Stated exercise. Could you return the listing below line for line, with every character unchanged?

Stored rows.
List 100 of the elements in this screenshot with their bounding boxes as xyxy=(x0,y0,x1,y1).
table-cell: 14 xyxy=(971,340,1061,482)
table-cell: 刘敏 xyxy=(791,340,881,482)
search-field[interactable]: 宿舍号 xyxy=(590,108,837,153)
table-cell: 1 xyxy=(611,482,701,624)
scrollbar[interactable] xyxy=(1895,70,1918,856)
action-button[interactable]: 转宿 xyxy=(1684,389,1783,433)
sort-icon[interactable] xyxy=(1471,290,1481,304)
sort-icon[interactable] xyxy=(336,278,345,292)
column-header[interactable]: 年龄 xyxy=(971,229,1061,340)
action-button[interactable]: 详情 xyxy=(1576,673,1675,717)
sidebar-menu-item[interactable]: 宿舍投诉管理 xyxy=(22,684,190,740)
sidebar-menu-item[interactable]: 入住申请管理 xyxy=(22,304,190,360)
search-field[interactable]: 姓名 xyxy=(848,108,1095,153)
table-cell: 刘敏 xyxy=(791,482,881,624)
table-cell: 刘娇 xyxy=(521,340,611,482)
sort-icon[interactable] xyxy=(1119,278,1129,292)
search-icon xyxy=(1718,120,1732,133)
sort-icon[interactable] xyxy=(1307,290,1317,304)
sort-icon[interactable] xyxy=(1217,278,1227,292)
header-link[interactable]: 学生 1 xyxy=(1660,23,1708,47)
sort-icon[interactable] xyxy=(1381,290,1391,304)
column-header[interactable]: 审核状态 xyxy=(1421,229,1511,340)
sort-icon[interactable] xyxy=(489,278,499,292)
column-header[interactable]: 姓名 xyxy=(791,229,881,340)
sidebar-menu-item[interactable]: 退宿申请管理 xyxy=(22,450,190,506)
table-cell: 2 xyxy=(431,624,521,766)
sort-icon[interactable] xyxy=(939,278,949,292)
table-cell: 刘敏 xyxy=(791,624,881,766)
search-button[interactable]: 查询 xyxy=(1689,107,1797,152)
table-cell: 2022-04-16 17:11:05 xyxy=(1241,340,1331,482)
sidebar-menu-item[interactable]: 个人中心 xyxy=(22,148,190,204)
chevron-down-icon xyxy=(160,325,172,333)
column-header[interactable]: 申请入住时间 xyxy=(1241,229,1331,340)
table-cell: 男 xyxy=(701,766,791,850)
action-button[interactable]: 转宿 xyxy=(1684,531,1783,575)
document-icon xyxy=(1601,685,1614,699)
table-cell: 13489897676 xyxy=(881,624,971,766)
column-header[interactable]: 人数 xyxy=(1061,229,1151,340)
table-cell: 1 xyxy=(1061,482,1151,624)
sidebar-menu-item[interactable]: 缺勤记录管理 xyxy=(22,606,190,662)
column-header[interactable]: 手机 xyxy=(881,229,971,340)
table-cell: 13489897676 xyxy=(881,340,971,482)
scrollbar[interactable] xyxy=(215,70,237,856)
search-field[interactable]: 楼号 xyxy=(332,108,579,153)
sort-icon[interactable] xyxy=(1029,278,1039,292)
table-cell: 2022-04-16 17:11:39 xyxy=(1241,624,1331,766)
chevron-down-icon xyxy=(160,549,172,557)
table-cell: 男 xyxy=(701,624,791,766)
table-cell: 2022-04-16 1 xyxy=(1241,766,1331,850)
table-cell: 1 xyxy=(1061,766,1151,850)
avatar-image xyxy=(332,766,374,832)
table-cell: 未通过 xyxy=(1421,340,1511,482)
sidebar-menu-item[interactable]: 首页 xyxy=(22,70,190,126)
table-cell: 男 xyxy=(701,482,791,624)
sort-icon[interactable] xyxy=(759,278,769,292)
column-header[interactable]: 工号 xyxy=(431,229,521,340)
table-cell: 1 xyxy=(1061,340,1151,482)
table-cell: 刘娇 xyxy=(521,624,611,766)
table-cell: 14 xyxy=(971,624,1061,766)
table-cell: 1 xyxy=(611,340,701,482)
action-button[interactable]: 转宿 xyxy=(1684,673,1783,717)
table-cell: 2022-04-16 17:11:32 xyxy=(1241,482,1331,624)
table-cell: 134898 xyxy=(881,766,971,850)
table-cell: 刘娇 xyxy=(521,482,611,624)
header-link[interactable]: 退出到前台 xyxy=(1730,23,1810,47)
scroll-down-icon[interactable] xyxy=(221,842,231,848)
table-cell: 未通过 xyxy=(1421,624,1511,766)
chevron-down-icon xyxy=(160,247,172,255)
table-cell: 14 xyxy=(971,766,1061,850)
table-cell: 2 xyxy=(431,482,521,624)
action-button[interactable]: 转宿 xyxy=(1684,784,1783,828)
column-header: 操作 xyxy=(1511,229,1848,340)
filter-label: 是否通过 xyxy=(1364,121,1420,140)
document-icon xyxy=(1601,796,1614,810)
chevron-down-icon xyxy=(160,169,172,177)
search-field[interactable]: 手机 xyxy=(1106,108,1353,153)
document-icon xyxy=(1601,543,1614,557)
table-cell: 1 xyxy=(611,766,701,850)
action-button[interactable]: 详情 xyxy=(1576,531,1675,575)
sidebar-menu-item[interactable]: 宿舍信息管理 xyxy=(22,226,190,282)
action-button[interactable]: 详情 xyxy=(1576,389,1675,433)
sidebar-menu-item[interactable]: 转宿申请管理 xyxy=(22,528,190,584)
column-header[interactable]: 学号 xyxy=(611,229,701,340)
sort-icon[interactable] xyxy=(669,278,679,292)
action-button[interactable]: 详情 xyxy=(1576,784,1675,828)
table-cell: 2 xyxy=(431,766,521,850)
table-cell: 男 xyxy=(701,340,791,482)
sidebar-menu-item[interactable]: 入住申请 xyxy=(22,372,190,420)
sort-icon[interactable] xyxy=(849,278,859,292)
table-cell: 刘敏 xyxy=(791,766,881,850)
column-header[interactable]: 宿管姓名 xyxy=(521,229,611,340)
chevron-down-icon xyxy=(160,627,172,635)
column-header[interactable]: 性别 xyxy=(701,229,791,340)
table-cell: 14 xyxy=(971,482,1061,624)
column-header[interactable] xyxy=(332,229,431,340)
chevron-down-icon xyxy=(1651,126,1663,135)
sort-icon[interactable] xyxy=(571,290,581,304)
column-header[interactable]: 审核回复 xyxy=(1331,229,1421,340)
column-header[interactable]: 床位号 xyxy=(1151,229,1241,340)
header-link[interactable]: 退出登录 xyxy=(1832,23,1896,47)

Complete response.
List 100 of the elements in this screenshot with their bounding boxes as xyxy=(x0,y0,x1,y1).
table-cell: 14 xyxy=(971,340,1061,482)
table-cell: 刘敏 xyxy=(791,340,881,482)
search-field[interactable]: 宿舍号 xyxy=(590,108,837,153)
table-cell: 1 xyxy=(611,482,701,624)
scrollbar[interactable] xyxy=(1895,70,1918,856)
action-button[interactable]: 转宿 xyxy=(1684,389,1783,433)
sort-icon[interactable] xyxy=(1471,290,1481,304)
sort-icon[interactable] xyxy=(336,278,345,292)
column-header[interactable]: 年龄 xyxy=(971,229,1061,340)
action-button[interactable]: 详情 xyxy=(1576,673,1675,717)
sidebar-menu-item[interactable]: 宿舍投诉管理 xyxy=(22,684,190,740)
sidebar-menu-item[interactable]: 入住申请管理 xyxy=(22,304,190,360)
search-field[interactable]: 姓名 xyxy=(848,108,1095,153)
table-cell: 刘敏 xyxy=(791,482,881,624)
table-cell: 刘娇 xyxy=(521,340,611,482)
sort-icon[interactable] xyxy=(1119,278,1129,292)
search-icon xyxy=(1718,120,1732,133)
sort-icon[interactable] xyxy=(1307,290,1317,304)
sort-icon[interactable] xyxy=(1217,278,1227,292)
header-link[interactable]: 学生 1 xyxy=(1660,23,1708,47)
sort-icon[interactable] xyxy=(1381,290,1391,304)
column-header[interactable]: 审核状态 xyxy=(1421,229,1511,340)
sort-icon[interactable] xyxy=(489,278,499,292)
column-header[interactable]: 姓名 xyxy=(791,229,881,340)
sidebar-menu-item[interactable]: 退宿申请管理 xyxy=(22,450,190,506)
table-cell: 2 xyxy=(431,624,521,766)
sort-icon[interactable] xyxy=(939,278,949,292)
table-cell: 刘敏 xyxy=(791,624,881,766)
search-button[interactable]: 查询 xyxy=(1689,107,1797,152)
table-cell: 2022-04-16 17:11:05 xyxy=(1241,340,1331,482)
sidebar-menu-item[interactable]: 个人中心 xyxy=(22,148,190,204)
chevron-down-icon xyxy=(160,325,172,333)
column-header[interactable]: 申请入住时间 xyxy=(1241,229,1331,340)
table-cell: 男 xyxy=(701,766,791,850)
action-button[interactable]: 转宿 xyxy=(1684,531,1783,575)
document-icon xyxy=(1601,685,1614,699)
table-cell: 13489897676 xyxy=(881,624,971,766)
column-header[interactable]: 人数 xyxy=(1061,229,1151,340)
table-cell: 1 xyxy=(1061,482,1151,624)
sidebar-menu-item[interactable]: 缺勤记录管理 xyxy=(22,606,190,662)
column-header[interactable]: 手机 xyxy=(881,229,971,340)
table-cell: 13489897676 xyxy=(881,340,971,482)
scrollbar[interactable] xyxy=(215,70,237,856)
search-field[interactable]: 楼号 xyxy=(332,108,579,153)
sort-icon[interactable] xyxy=(1029,278,1039,292)
table-cell: 2022-04-16 17:11:39 xyxy=(1241,624,1331,766)
chevron-down-icon xyxy=(160,549,172,557)
table-cell: 男 xyxy=(701,624,791,766)
table-cell: 2022-04-16 1 xyxy=(1241,766,1331,850)
table-cell: 1 xyxy=(1061,766,1151,850)
avatar-image xyxy=(332,766,374,832)
table-cell: 未通过 xyxy=(1421,340,1511,482)
sidebar-menu-item[interactable]: 首页 xyxy=(22,70,190,126)
table-cell: 男 xyxy=(701,482,791,624)
sort-icon[interactable] xyxy=(759,278,769,292)
column-header[interactable]: 工号 xyxy=(431,229,521,340)
table-cell: 1 xyxy=(1061,340,1151,482)
table-cell: 刘娇 xyxy=(521,624,611,766)
table-cell: 14 xyxy=(971,624,1061,766)
table-cell: 1 xyxy=(611,340,701,482)
action-button[interactable]: 转宿 xyxy=(1684,673,1783,717)
table-cell: 2022-04-16 17:11:32 xyxy=(1241,482,1331,624)
table-cell: 134898 xyxy=(881,766,971,850)
table-cell: 刘娇 xyxy=(521,482,611,624)
header-link[interactable]: 退出到前台 xyxy=(1730,23,1810,47)
scroll-down-icon[interactable] xyxy=(221,842,231,848)
table-cell: 未通过 xyxy=(1421,624,1511,766)
chevron-down-icon xyxy=(160,247,172,255)
table-cell: 14 xyxy=(971,766,1061,850)
table-cell: 2 xyxy=(431,482,521,624)
action-button[interactable]: 转宿 xyxy=(1684,784,1783,828)
column-header: 操作 xyxy=(1511,229,1848,340)
filter-label: 是否通过 xyxy=(1364,121,1420,140)
document-icon xyxy=(1601,796,1614,810)
chevron-down-icon xyxy=(160,169,172,177)
search-field[interactable]: 手机 xyxy=(1106,108,1353,153)
document-icon xyxy=(1601,543,1614,557)
table-cell: 1 xyxy=(611,766,701,850)
action-button[interactable]: 详情 xyxy=(1576,531,1675,575)
sidebar-menu-item[interactable]: 宿舍信息管理 xyxy=(22,226,190,282)
action-button[interactable]: 详情 xyxy=(1576,389,1675,433)
sidebar-menu-item[interactable]: 转宿申请管理 xyxy=(22,528,190,584)
column-header[interactable]: 学号 xyxy=(611,229,701,340)
sort-icon[interactable] xyxy=(669,278,679,292)
action-button[interactable]: 详情 xyxy=(1576,784,1675,828)
table-cell: 2 xyxy=(431,766,521,850)
table-cell: 男 xyxy=(701,340,791,482)
sidebar-menu-item[interactable]: 入住申请 xyxy=(22,372,190,420)
sort-icon[interactable] xyxy=(849,278,859,292)
table-cell: 刘敏 xyxy=(791,766,881,850)
column-header[interactable]: 宿管姓名 xyxy=(521,229,611,340)
chevron-down-icon xyxy=(160,627,172,635)
column-header[interactable]: 性别 xyxy=(701,229,791,340)
table-cell: 14 xyxy=(971,482,1061,624)
column-header[interactable] xyxy=(332,229,431,340)
chevron-down-icon xyxy=(1651,126,1663,135)
sort-icon[interactable] xyxy=(571,290,581,304)
column-header[interactable]: 审核回复 xyxy=(1331,229,1421,340)
column-header[interactable]: 床位号 xyxy=(1151,229,1241,340)
header-link[interactable]: 退出登录 xyxy=(1832,23,1896,47)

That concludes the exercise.